[[ Text excerpt, beginning ]]
TWO weeks ago, I wrote an article in the Independent on Sunday, detailing the problems at Liverpool under Brendan Rodgers.
I realised the conclusion especially would make grim reading for Liverpool supporters. Having spoken to a lot of reliable sources before its publication, it became clear that Fenway Sports Group had been directed against recruiting Jürgen Klopp if Rodgers were to leave.
In the days that followed, further conversations proved the assertion to be absolutely true. FSG admitted three years ago, upon appointing Rodgers, that a group of shadowy sounding “pre-eminent advisors” had led them to the Northern Irishman. The same people were wary of Klopp — mainly because of his forceful and unpredictable personality.
In these conversations, I argued Rodgers had made mistakes but also that, fundamentally, Liverpool was not set-up to achieve success; especially not when middle managers below him were reporting back to the United States, as revealed in today’s Daily Mail story by Neil Ashton.
It seemed unfair and undermining to Rodgers, who nevertheless could have found a way to rise above the structure, a structure which as many were keen to point out on my Twitter feed this morning, is like any other business.
[[ Text excerpt, end ]]
[[ Dataset entries, beginning ]]
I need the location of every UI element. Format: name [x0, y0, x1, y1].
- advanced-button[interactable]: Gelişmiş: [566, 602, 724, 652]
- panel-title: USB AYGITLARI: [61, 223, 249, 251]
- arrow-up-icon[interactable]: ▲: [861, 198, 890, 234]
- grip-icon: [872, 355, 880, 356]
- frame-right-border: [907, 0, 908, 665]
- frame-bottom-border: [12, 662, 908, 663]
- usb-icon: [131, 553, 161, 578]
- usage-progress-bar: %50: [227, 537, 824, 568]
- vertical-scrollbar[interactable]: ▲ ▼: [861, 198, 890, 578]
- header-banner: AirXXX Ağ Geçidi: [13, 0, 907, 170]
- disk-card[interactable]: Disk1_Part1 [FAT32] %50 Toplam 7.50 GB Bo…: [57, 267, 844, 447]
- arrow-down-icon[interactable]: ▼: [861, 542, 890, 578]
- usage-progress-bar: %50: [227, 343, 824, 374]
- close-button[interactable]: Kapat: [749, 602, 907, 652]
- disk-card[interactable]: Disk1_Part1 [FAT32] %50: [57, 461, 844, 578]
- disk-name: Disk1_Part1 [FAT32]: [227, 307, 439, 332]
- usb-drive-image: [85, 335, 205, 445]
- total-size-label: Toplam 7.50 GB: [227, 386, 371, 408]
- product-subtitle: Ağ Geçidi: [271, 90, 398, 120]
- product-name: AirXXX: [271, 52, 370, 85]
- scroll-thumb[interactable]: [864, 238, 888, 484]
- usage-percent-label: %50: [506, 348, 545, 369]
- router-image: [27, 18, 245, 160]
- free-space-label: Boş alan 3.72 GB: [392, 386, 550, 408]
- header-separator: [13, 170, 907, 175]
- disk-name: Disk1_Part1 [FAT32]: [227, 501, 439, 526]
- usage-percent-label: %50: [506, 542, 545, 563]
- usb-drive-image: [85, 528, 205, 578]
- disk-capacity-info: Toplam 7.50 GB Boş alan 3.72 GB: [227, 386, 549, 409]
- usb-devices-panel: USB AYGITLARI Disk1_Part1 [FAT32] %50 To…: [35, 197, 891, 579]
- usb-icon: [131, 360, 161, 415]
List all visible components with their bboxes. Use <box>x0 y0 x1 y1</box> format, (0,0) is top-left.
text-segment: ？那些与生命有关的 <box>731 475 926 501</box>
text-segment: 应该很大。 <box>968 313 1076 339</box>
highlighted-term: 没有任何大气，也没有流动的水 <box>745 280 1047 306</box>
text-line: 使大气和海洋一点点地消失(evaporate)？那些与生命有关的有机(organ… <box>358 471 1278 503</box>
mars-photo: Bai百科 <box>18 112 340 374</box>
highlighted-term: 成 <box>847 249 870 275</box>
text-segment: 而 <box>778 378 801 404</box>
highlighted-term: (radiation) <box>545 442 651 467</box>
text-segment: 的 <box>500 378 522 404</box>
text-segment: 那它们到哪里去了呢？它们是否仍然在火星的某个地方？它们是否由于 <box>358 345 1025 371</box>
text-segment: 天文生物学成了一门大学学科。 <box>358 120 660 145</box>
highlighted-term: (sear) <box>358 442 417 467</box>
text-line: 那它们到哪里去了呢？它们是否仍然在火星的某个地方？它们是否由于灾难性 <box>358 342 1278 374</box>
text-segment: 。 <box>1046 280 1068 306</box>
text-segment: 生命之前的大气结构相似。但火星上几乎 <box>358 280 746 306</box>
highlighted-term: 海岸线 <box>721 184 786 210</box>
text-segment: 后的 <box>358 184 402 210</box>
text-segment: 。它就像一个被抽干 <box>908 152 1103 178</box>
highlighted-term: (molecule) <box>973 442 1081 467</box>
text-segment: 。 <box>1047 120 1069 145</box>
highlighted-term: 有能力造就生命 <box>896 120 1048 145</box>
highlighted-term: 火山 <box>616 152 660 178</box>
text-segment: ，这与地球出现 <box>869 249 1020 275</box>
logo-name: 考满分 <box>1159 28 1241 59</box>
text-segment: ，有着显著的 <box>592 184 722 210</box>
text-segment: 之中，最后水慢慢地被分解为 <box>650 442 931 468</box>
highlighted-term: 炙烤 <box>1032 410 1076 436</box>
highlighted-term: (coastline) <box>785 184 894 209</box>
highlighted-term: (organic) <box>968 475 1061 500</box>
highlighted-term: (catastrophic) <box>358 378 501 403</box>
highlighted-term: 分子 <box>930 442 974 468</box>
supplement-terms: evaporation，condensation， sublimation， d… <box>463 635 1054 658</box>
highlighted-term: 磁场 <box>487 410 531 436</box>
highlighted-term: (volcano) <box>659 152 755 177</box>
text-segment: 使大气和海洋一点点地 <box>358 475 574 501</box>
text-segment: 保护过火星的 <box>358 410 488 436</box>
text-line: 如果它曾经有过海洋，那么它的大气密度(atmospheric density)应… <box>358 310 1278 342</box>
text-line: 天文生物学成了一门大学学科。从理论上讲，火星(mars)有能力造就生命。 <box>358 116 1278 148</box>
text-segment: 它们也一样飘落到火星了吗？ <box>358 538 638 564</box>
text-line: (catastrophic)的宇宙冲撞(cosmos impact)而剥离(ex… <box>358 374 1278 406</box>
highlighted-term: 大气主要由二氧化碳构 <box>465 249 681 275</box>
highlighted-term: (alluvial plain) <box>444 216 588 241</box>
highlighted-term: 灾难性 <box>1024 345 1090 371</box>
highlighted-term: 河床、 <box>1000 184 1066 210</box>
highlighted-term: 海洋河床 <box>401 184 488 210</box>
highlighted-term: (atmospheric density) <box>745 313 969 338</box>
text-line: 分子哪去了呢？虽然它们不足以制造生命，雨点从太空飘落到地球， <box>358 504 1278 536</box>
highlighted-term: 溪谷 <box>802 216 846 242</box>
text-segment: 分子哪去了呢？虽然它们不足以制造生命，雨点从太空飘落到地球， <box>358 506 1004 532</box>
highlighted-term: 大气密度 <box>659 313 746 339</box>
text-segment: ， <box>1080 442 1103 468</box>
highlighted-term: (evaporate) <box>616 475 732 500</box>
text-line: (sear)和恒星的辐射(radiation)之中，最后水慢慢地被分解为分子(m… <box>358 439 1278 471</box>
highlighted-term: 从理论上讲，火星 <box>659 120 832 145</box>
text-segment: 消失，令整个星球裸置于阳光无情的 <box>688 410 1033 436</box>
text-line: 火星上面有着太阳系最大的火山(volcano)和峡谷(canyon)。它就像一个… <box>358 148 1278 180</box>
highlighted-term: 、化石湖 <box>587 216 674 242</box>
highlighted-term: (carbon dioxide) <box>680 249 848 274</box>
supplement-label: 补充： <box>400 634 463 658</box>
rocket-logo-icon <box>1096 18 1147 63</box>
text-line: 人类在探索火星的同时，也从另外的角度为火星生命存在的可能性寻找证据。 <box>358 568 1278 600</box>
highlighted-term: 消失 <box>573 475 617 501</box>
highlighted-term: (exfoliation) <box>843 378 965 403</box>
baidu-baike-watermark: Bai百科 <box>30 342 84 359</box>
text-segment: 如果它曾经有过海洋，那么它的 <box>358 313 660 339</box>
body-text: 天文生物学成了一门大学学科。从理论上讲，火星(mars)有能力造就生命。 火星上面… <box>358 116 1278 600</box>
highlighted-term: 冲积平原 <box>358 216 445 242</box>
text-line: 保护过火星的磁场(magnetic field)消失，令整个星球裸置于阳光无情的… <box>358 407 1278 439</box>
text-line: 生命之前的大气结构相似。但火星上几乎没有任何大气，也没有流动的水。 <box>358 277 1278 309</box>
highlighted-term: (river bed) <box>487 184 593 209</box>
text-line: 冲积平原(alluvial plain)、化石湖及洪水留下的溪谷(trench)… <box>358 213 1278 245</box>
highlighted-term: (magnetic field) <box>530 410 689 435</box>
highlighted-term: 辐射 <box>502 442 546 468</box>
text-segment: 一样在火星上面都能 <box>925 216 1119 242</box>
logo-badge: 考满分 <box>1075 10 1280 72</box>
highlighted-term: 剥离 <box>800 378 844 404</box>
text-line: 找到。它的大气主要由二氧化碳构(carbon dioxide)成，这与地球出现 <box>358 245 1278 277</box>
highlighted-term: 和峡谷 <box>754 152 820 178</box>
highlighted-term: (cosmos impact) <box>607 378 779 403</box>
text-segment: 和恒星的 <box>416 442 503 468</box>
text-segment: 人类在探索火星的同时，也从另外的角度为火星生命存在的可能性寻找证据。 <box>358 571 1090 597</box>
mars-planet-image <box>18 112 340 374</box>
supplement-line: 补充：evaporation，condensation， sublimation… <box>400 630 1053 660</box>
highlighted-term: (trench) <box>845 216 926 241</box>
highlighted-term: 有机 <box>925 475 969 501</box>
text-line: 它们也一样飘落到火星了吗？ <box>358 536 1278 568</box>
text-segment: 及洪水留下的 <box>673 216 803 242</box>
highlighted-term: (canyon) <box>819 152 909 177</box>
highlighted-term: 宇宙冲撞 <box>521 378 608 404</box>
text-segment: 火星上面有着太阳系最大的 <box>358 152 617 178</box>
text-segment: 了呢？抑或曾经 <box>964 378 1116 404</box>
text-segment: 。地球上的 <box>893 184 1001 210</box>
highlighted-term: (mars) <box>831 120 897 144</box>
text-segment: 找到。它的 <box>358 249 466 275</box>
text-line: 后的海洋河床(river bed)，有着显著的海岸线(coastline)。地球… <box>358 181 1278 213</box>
[[ Dataset entries, end ]]
_Requirement 1_. In the text about Liverpool under Brendan Rodgers, why were the advisors wary of Jürgen Klopp?
_Requirement 2_. Continue the text about Liverpool under Brendan Rodgers from where it stops.

_Answer 1_. Mainly because of his forceful and unpredictable personality.

_Answer 2_.
It made me wonder about other businesses. I could not think of any where 45,000 people inside a stadium have an opinion on the boss’s work as well as millions more watching at home. Ultimately, only one person’s opinion will get tested every weekend so the responsibility of being a football manager is unique — or comparable, at least, to the Prime Minister. And there can only be one of them.
Rodgers was guilty of playing the game too much — of being a company man. When something is wrong and change is required, as proven by Bill Shankly and to a much lesser extent in terms of clean execution, Rafael Benitez; a Liverpool manager needs to be unreasonable.
Perhaps Rodgers was just too inexperienced to deal with it all. It was his fourth role in four years as a football manager but at Reading he lasted only a few months. When Shankly arrived, Liverpool was his fifth job in a decade and for Benitez, it was his seventh in 11 years, although with Benitez by the end it was obvious the whiplash of bad experiences past and present had made him paranoid and dysfunctional.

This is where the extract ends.